- [Task prompt]: Restate the data word for word and leave the images out.

- [Record set]:
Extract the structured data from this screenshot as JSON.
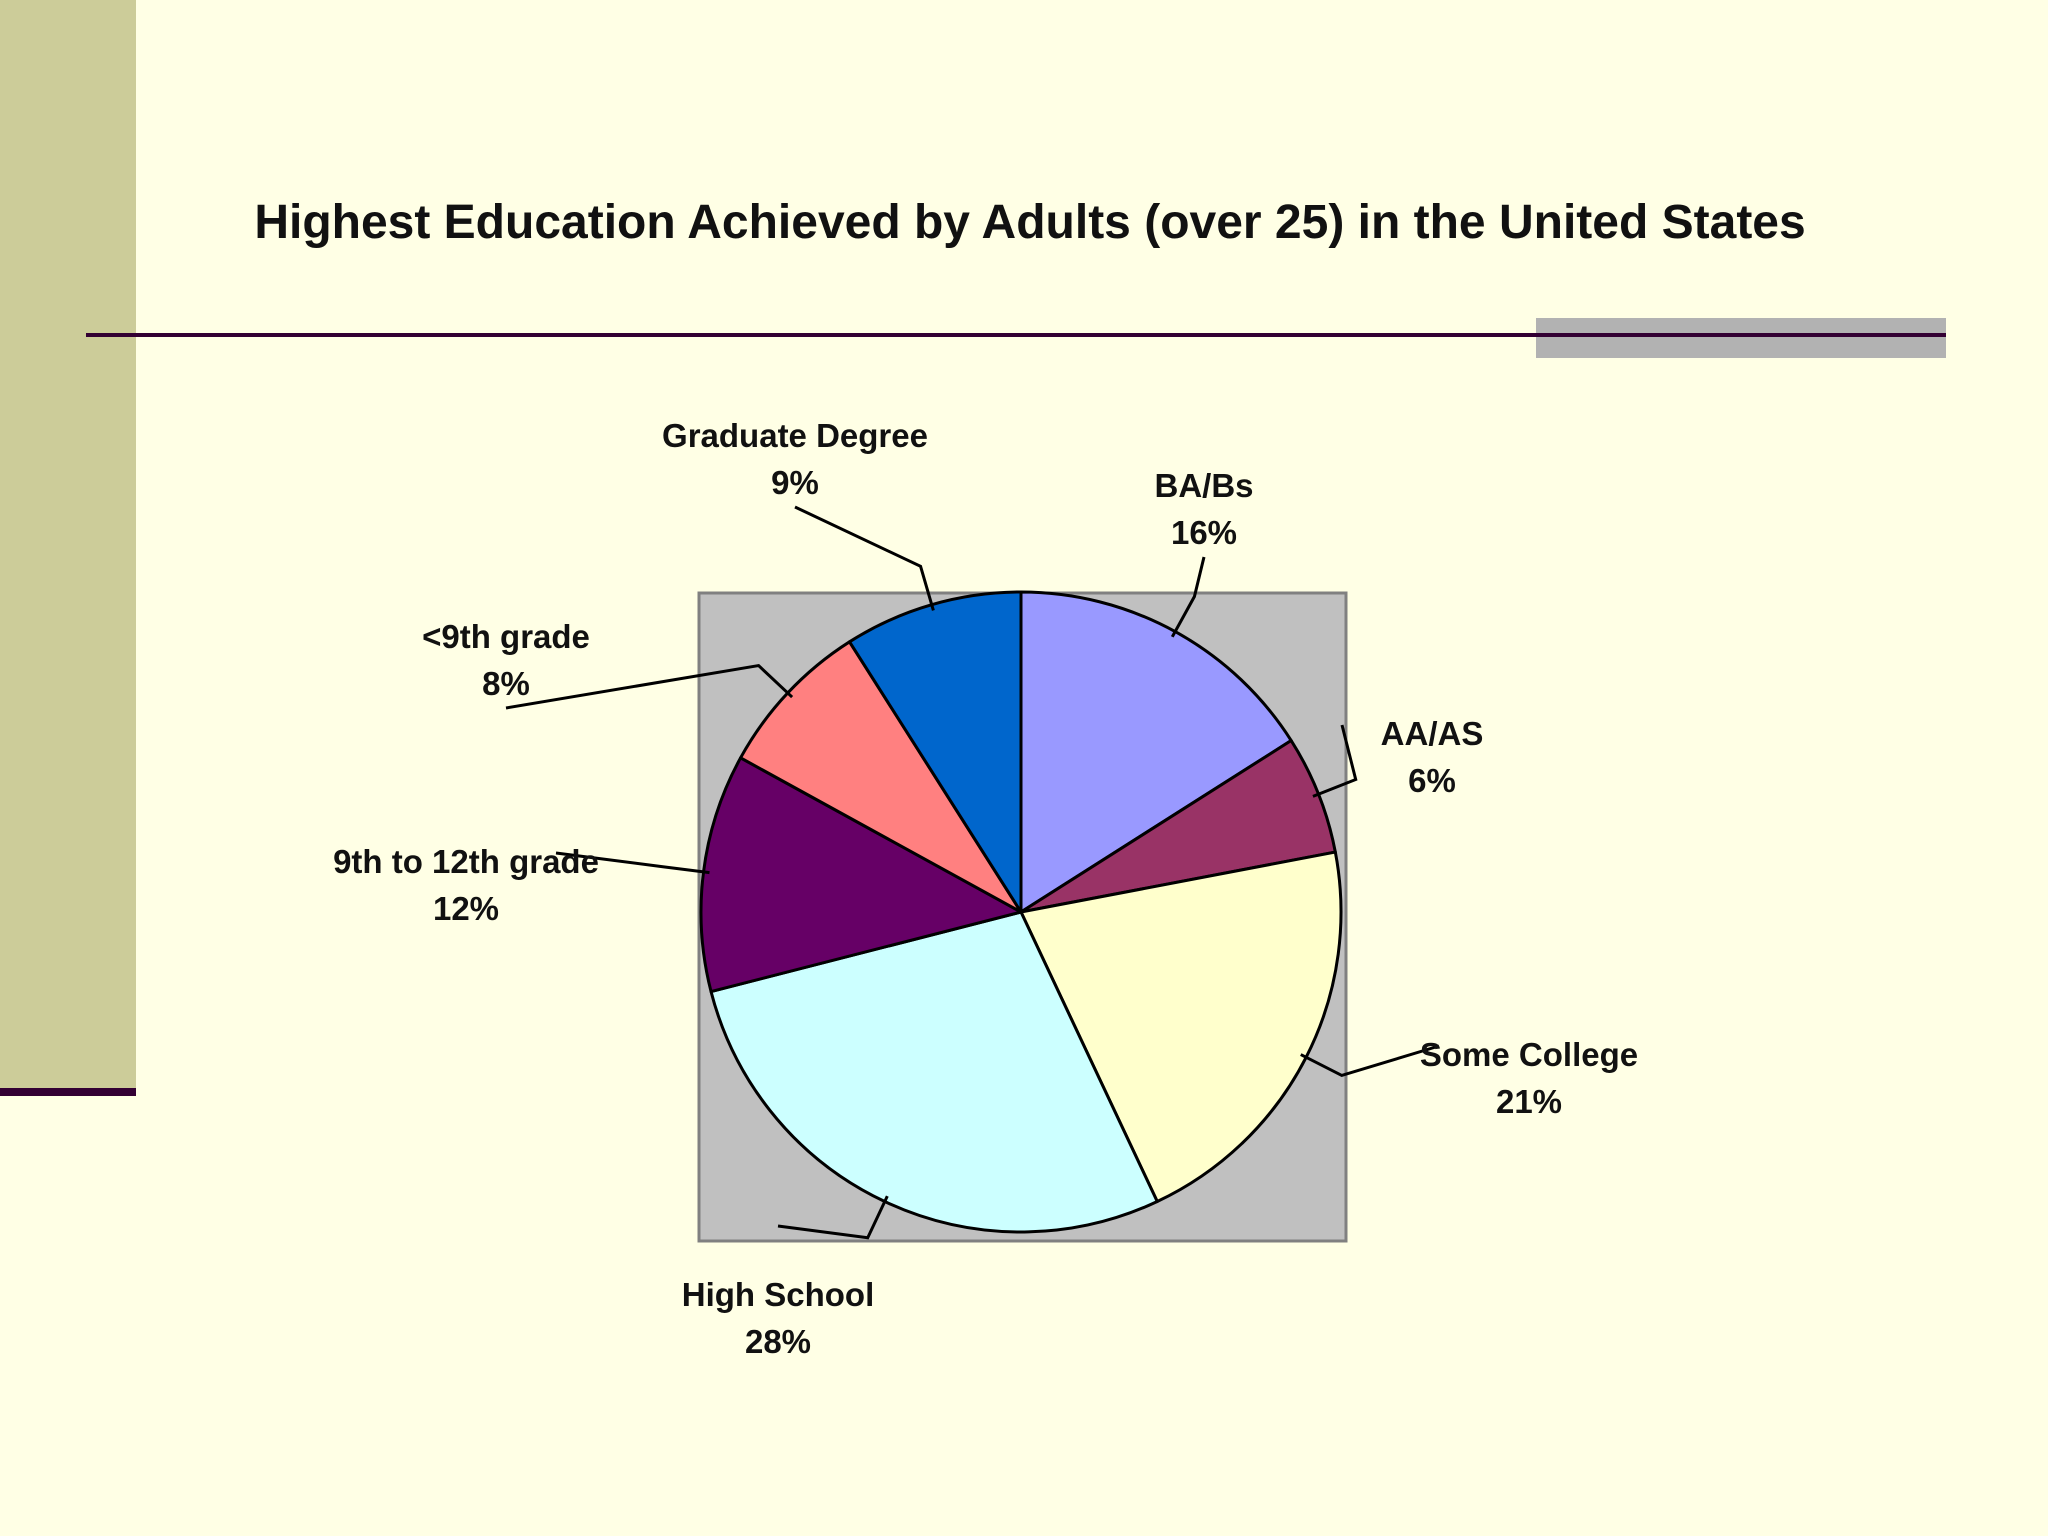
{
  "chart_data": {
    "type": "pie",
    "title": "Highest Education Achieved by Adults (over 25) in the United States",
    "slices": [
      {
        "name": "BA/Bs",
        "value": 16,
        "label": "16%",
        "color": "#9999FF"
      },
      {
        "name": "AA/AS",
        "value": 6,
        "label": "6%",
        "color": "#993366"
      },
      {
        "name": "Some College",
        "value": 21,
        "label": "21%",
        "color": "#FFFFCC"
      },
      {
        "name": "High School",
        "value": 28,
        "label": "28%",
        "color": "#CCFFFF"
      },
      {
        "name": "9th to 12th grade",
        "value": 12,
        "label": "12%",
        "color": "#660066"
      },
      {
        "name": "<9th grade",
        "value": 8,
        "label": "8%",
        "color": "#FF8080"
      },
      {
        "name": "Graduate Degree",
        "value": 9,
        "label": "9%",
        "color": "#0066CC"
      }
    ],
    "plot_area_color": "#C0C0C0",
    "legend": "none",
    "data_labels": "outside with leader lines"
  },
  "theme": {
    "background": "#FFFFE5",
    "left_bar": "#CCCC99",
    "rule": "#330033",
    "accent": "#B2B2B2"
  }
}
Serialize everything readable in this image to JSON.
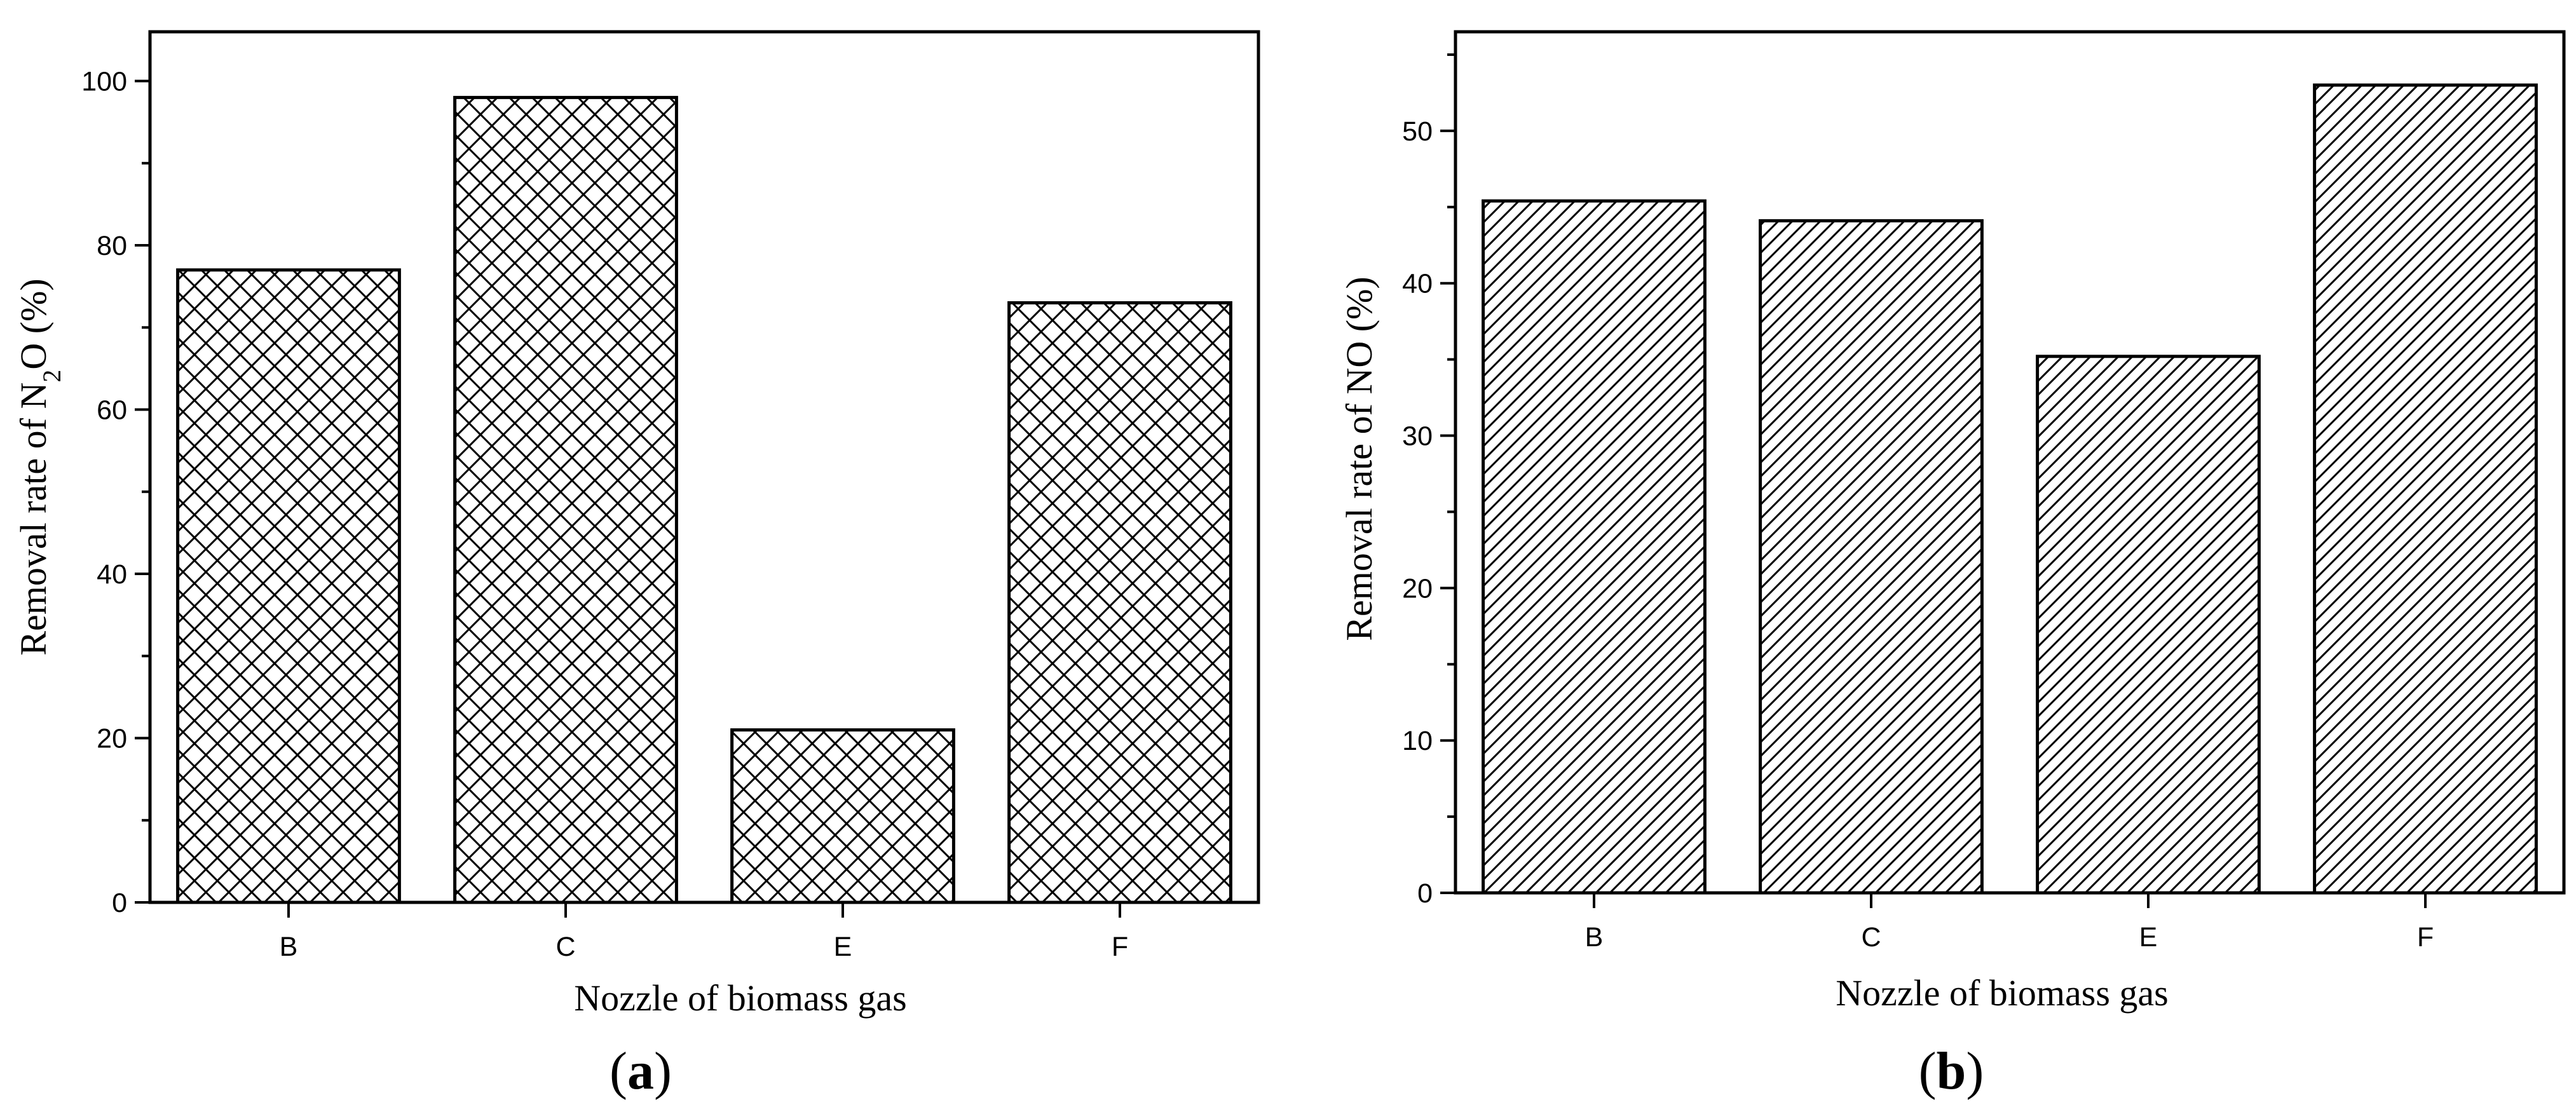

- [Response to this task]:
Extract the structured data from this screenshot as JSON.
{
  "chart_data": {
    "type": "pie",
    "title": "Highest Education Achieved by Adults (over 25) in the United States",
    "slices": [
      {
        "name": "BA/Bs",
        "value": 16,
        "label": "16%",
        "color": "#9999FF"
      },
      {
        "name": "AA/AS",
        "value": 6,
        "label": "6%",
        "color": "#993366"
      },
      {
        "name": "Some College",
        "value": 21,
        "label": "21%",
        "color": "#FFFFCC"
      },
      {
        "name": "High School",
        "value": 28,
        "label": "28%",
        "color": "#CCFFFF"
      },
      {
        "name": "9th to 12th grade",
        "value": 12,
        "label": "12%",
        "color": "#660066"
      },
      {
        "name": "<9th grade",
        "value": 8,
        "label": "8%",
        "color": "#FF8080"
      },
      {
        "name": "Graduate Degree",
        "value": 9,
        "label": "9%",
        "color": "#0066CC"
      }
    ],
    "plot_area_color": "#C0C0C0",
    "legend": "none",
    "data_labels": "outside with leader lines"
  },
  "theme": {
    "background": "#FFFFE5",
    "left_bar": "#CCCC99",
    "rule": "#330033",
    "accent": "#B2B2B2"
  }
}
Serialize everything readable in this image to JSON.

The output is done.